▶ COMPLETE THE FOLLOWING
- A) In the post on the Biden administration and climate security, which problems does Linda Thomas-Greenfield name in her opening statement?
- B) Can you sum up the post on the Biden administration and climate security in two sentences?
- C) Write out the passage of the post on the Biden administration and climate security that begins at the words "While his statement"; stop after "a new administration.".

▶ SELECTED EXTRACT

<<<<

The Biden Administration & Climate Security: Week Two

This image has an empty alt attribute; its file name is Psaki_Kerry_McCarthy-1024x530.png
White Press Secretary Jen Psaki flanked by Special Presidential Envoy for Climate John Kerry and White House National Climate Advisor Gina McCarthy – Jan 27, 2021

“This executive order I’m signing today…makes it official that climate change will be the center of our national security and foreign policy.”President Joe Biden, January 27, 2021

The big news this week was of course the Biden Administration’s Executive Order “Tackling the Climate Crisis at Home and Abroad.” In announcing the measure, Special Presidential Envoy for Climate John Kerry said

“Today in the order that [President Biden] will sign he makes climate central to foreign policy planning, to diplomacy, and to national security preparedness. It creates new platforms to coordinate climate action across the federal agencies and departments, sorely needed. And most importantly, it commissions a national intelligence estimate on the security implications of climate change to give all of us an even deeper understanding of the challenge. This is the first time a president has ever done that.”

We at the Center for Climate and Security applauded this big step forward in an organizational statement, and dug deeper into what some of the provisions will mean for the US national security community in our panel event yesterday on the second pillar of our Climate Security Plan for America: Assess Climate Risks. You can catch up on the video from the event here

Soon after President Biden announced the new Executive Order, Secretary of Defense Lloyd Austin released a statement voicing his full support for the measure. Austin said:

“We know first-hand the risk that climate change poses to national security because it affects the work we do every day. The Department will immediately take appropriate policy actions to prioritize climate change considerations in our activities and risk assessments, to mitigate this driver of insecurity.”

While his statement noted that the Pentagon has acknowledged climate effects on the Defense Department’s missions, plans, and installations since 2010, it is noteworthy to hear from the Secretary of Defense himself so forcefully, so early on in a new administration. 

In other news this week, Ambassador Linda Thomas-Greenfield, President Biden’s pick as US Ambassador to the United Nations, had her confirmation hearing before the Senate Foreign Relations Committee. In her opening statement, she noted, “From climate change to COVID-19, non-proliferation to mass migration, technological disruption to human rights violations, today’s problems are urgent, complex, and global.”

>>>>

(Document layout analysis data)

<<<<

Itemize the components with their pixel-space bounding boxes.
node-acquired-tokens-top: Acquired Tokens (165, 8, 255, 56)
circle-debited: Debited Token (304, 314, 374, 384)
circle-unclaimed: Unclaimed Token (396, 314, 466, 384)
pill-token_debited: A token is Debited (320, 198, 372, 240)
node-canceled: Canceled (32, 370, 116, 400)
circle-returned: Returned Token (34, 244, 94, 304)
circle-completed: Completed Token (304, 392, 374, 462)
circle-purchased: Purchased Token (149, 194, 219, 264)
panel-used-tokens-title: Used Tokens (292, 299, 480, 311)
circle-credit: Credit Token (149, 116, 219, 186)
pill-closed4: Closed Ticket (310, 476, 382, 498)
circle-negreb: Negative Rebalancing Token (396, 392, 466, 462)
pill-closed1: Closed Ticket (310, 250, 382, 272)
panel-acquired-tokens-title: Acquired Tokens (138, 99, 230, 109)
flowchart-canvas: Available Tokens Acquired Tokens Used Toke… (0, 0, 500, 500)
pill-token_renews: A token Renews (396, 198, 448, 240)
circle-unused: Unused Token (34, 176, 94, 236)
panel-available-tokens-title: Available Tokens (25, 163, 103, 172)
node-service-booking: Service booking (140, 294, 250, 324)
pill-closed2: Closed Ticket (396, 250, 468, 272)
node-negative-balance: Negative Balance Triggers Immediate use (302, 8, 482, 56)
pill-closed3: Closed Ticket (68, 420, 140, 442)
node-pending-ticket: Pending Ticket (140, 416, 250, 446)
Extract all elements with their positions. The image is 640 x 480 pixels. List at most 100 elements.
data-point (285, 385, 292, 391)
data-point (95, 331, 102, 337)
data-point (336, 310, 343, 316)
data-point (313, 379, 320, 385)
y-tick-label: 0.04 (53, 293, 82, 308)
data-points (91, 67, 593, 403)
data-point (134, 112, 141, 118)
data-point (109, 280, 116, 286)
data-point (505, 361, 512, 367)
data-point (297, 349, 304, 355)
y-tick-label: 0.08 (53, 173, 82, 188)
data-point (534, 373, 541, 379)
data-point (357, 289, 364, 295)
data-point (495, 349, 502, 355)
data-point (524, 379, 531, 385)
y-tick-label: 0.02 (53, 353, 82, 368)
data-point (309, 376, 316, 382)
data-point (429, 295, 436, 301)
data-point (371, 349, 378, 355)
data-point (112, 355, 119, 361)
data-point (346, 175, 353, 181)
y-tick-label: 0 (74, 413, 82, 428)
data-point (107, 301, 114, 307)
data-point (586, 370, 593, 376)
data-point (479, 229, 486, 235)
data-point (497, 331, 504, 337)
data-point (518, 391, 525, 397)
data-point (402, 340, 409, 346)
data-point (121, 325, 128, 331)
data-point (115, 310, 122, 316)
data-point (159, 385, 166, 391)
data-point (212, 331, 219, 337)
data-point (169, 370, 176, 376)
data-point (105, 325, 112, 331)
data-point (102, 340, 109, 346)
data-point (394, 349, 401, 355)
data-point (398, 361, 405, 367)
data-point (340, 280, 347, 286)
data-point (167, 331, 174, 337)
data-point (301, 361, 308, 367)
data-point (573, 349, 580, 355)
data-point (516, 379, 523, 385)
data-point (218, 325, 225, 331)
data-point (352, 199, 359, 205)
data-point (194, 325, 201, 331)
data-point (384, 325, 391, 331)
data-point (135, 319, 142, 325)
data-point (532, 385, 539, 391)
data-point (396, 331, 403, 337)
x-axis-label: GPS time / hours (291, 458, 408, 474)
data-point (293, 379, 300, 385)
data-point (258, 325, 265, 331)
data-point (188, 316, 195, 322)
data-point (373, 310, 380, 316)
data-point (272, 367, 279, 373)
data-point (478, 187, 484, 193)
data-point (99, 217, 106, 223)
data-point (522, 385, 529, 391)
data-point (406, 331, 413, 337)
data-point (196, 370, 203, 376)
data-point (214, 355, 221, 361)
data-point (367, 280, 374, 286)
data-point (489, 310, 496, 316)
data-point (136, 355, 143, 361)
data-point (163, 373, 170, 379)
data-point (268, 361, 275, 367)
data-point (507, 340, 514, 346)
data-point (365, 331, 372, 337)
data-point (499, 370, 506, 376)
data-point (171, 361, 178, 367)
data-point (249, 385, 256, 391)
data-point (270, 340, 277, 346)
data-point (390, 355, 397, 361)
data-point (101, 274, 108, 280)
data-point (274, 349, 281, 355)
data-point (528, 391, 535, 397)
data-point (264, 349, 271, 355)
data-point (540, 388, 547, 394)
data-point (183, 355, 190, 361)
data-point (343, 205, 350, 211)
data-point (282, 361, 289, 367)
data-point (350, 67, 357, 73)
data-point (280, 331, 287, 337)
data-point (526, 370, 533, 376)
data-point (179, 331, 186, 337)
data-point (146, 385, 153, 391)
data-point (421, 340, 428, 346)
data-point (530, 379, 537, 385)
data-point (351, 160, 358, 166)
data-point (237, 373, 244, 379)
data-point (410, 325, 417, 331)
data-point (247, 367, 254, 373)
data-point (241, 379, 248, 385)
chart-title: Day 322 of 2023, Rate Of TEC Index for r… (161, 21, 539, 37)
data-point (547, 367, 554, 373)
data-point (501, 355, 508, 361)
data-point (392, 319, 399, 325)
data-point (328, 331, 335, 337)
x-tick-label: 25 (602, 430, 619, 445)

>>>>

▶ SOLUTIONS TO EACH TASK
- A)
- Climate change
- COVID-19
- Non-proliferation
- Mass migration
- Technological disruption
- Human rights violations

- B) President Biden signed the Executive Order "Tackling the Climate Crisis at Home and Abroad," which John Kerry said makes climate central to foreign policy planning, diplomacy, and national security preparedness and commissions a national intelligence estimate on the security implications of climate change. Secretary of Defense Lloyd Austin voiced full support for the order, and Linda Thomas-Greenfield, Biden's pick for US Ambassador to the United Nations, named climate change among urgent global problems at her confirmation hearing.

- C)
While his statement noted that the Pentagon has acknowledged climate effects on the Defense Department’s missions, plans, and installations since 2010, it is noteworthy to hear from the Secretary of Defense himself so forcefully, so early on in a new administration.